### To be done
Repeat exactly, and only, the lines from the one holding "Give me a plain-text" through the last line of the records below.

[Data entries]
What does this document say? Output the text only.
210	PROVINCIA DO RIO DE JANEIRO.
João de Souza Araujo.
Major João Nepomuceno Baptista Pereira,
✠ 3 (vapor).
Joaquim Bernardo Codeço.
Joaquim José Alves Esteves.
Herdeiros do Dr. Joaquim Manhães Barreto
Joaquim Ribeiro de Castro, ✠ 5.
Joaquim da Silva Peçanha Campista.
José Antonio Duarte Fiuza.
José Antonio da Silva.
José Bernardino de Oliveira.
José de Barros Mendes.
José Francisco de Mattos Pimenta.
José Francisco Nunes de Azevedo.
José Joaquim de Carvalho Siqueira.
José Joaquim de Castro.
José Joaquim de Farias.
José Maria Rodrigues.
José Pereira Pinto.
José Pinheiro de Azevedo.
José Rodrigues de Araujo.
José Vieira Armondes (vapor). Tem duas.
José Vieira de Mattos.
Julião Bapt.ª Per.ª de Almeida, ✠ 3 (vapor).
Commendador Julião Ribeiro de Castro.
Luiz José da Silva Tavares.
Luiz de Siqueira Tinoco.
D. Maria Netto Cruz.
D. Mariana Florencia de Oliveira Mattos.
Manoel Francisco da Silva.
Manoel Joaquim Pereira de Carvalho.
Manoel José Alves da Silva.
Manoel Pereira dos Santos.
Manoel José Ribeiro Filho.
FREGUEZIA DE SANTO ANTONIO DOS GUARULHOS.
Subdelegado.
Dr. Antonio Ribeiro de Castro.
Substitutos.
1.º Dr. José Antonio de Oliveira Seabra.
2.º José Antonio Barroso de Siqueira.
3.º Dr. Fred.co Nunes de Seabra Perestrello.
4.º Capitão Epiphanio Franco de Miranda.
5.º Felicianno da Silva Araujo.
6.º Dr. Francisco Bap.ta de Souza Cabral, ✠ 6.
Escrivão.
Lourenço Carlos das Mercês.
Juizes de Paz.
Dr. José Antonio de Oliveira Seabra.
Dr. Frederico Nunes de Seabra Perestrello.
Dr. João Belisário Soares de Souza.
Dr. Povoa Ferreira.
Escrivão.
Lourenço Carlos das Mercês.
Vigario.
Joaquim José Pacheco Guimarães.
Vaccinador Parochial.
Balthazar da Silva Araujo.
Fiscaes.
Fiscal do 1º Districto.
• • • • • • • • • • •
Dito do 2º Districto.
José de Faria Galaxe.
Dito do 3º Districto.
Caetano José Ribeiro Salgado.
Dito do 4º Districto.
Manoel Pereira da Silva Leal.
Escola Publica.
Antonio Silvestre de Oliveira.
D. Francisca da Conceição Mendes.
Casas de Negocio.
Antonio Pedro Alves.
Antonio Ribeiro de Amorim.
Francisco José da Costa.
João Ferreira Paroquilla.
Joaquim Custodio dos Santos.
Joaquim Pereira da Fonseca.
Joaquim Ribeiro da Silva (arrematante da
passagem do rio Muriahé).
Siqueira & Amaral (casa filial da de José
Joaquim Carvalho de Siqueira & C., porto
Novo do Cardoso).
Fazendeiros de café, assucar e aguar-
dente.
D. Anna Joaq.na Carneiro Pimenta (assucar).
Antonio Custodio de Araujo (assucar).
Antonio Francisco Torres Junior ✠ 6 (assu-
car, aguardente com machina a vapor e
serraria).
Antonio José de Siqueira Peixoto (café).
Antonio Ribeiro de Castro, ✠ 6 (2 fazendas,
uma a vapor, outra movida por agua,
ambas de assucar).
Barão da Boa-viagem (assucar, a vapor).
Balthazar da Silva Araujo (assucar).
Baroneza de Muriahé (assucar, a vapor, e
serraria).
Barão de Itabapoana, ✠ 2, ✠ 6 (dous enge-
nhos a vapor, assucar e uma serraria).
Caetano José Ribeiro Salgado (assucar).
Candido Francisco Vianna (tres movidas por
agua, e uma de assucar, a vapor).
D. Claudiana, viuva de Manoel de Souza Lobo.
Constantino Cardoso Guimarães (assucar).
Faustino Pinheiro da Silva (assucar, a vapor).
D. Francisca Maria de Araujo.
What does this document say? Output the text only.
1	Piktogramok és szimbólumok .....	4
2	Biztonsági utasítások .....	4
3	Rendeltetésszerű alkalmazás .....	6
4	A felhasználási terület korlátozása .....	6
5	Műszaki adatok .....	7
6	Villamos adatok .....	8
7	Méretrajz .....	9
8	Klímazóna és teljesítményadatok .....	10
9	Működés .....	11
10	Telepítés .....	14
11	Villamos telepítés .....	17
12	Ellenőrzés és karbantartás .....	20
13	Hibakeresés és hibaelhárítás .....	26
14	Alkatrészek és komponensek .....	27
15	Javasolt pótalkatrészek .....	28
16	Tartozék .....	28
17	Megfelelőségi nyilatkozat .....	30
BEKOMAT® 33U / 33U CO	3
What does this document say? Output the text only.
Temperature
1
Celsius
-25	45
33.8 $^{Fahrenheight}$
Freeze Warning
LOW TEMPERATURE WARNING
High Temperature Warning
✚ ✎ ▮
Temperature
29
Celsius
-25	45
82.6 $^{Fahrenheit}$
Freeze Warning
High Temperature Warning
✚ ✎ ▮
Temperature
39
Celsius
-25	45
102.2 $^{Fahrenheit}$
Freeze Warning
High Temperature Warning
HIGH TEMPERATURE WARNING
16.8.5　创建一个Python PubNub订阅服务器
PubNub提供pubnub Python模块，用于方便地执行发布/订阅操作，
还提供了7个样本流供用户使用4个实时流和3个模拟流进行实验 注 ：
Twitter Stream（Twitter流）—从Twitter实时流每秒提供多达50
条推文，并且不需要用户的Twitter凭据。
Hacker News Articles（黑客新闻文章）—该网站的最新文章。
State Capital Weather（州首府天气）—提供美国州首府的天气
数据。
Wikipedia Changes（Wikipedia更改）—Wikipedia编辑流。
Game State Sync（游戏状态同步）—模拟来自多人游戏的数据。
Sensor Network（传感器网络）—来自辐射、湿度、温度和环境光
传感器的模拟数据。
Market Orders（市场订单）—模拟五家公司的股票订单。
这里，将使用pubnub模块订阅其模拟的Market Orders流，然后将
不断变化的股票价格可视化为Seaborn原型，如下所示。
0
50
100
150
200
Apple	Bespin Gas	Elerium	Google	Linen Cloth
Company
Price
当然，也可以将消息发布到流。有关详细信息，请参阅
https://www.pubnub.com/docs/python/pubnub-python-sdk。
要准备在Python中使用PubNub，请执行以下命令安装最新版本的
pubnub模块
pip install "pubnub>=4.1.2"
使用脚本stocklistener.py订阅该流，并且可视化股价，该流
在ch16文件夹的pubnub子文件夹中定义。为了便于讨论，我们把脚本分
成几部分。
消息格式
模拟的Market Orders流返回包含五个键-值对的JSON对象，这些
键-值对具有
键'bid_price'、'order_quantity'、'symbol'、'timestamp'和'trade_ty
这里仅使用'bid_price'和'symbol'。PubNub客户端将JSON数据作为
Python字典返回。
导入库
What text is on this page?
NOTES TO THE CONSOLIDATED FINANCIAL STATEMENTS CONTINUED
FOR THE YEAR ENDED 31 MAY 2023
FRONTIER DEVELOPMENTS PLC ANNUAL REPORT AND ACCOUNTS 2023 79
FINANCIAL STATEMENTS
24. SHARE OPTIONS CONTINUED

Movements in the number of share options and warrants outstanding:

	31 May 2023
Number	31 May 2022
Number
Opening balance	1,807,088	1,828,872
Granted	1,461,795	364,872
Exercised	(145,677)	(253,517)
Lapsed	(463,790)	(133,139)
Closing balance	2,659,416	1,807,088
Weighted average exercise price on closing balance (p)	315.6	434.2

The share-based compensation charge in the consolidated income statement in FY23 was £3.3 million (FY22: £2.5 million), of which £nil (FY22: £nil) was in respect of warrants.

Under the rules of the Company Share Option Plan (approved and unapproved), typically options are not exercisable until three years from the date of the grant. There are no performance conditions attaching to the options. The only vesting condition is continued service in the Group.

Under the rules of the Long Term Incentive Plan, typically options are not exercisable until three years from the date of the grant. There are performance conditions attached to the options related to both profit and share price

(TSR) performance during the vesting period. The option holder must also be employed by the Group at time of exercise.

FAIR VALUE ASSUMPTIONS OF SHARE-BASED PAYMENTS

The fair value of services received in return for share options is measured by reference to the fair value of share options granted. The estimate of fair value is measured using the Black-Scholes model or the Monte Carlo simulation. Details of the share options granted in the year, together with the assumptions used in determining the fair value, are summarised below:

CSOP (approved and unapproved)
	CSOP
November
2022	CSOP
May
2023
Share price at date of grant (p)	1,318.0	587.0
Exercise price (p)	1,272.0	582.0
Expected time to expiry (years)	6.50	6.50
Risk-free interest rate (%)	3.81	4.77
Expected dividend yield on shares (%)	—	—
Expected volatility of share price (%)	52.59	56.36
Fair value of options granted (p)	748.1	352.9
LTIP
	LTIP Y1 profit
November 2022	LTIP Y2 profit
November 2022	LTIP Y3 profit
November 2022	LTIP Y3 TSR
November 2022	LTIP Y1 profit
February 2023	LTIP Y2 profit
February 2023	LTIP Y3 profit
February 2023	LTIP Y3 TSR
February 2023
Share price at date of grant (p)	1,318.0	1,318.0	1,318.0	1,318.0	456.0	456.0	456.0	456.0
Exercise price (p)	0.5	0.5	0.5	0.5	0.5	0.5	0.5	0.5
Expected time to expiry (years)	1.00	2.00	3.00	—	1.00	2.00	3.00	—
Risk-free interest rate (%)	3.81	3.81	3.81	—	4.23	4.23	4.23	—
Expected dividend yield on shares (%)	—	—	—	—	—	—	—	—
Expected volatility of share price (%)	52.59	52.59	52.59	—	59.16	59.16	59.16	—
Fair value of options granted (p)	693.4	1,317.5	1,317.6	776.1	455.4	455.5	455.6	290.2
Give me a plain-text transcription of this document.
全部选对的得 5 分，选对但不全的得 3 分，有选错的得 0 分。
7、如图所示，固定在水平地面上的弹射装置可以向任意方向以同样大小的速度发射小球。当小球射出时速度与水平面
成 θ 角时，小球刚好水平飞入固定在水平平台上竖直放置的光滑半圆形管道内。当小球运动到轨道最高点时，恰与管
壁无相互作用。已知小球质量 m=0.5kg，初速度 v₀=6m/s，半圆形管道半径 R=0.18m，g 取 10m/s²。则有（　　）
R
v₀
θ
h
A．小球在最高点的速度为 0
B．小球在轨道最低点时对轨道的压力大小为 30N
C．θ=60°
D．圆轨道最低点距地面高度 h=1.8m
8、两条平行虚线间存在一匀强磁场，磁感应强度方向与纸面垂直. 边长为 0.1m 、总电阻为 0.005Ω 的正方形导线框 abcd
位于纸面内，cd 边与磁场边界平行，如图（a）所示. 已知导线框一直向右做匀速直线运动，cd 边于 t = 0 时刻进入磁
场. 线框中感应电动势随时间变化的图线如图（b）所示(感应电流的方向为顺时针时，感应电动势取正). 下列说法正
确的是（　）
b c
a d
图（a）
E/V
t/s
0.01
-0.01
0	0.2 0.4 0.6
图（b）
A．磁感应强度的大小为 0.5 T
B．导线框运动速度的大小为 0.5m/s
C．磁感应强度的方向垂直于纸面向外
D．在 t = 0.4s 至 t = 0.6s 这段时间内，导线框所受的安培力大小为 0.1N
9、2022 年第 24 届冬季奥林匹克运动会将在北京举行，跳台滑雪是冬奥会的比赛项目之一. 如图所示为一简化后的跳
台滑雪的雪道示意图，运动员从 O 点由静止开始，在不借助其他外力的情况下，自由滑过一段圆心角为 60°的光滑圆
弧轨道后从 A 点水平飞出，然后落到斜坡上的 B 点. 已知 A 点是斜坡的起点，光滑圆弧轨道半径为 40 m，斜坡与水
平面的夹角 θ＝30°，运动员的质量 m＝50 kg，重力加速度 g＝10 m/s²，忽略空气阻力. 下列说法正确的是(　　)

### Solved problem
Give me a plain-text transcription of this document.
全部选对的得 5 分，选对但不全的得 3 分，有选错的得 0 分。
7、如图所示，固定在水平地面上的弹射装置可以向任意方向以同样大小的速度发射小球。当小球射出时速度与水平面
成 θ 角时，小球刚好水平飞入固定在水平平台上竖直放置的光滑半圆形管道内。当小球运动到轨道最高点时，恰与管
壁无相互作用。已知小球质量 m=0.5kg，初速度 v₀=6m/s，半圆形管道半径 R=0.18m，g 取 10m/s²。则有（　　）
R
v₀
θ
h
A．小球在最高点的速度为 0
B．小球在轨道最低点时对轨道的压力大小为 30N
C．θ=60°
D．圆轨道最低点距地面高度 h=1.8m
8、两条平行虚线间存在一匀强磁场，磁感应强度方向与纸面垂直. 边长为 0.1m 、总电阻为 0.005Ω 的正方形导线框 abcd
位于纸面内，cd 边与磁场边界平行，如图（a）所示. 已知导线框一直向右做匀速直线运动，cd 边于 t = 0 时刻进入磁
场. 线框中感应电动势随时间变化的图线如图（b）所示(感应电流的方向为顺时针时，感应电动势取正). 下列说法正
确的是（　）
b c
a d
图（a）
E/V
t/s
0.01
-0.01
0	0.2 0.4 0.6
图（b）
A．磁感应强度的大小为 0.5 T
B．导线框运动速度的大小为 0.5m/s
C．磁感应强度的方向垂直于纸面向外
D．在 t = 0.4s 至 t = 0.6s 这段时间内，导线框所受的安培力大小为 0.1N
9、2022 年第 24 届冬季奥林匹克运动会将在北京举行，跳台滑雪是冬奥会的比赛项目之一. 如图所示为一简化后的跳
台滑雪的雪道示意图，运动员从 O 点由静止开始，在不借助其他外力的情况下，自由滑过一段圆心角为 60°的光滑圆
弧轨道后从 A 点水平飞出，然后落到斜坡上的 B 点. 已知 A 点是斜坡的起点，光滑圆弧轨道半径为 40 m，斜坡与水
平面的夹角 θ＝30°，运动员的质量 m＝50 kg，重力加速度 g＝10 m/s²，忽略空气阻力. 下列说法正确的是(　　)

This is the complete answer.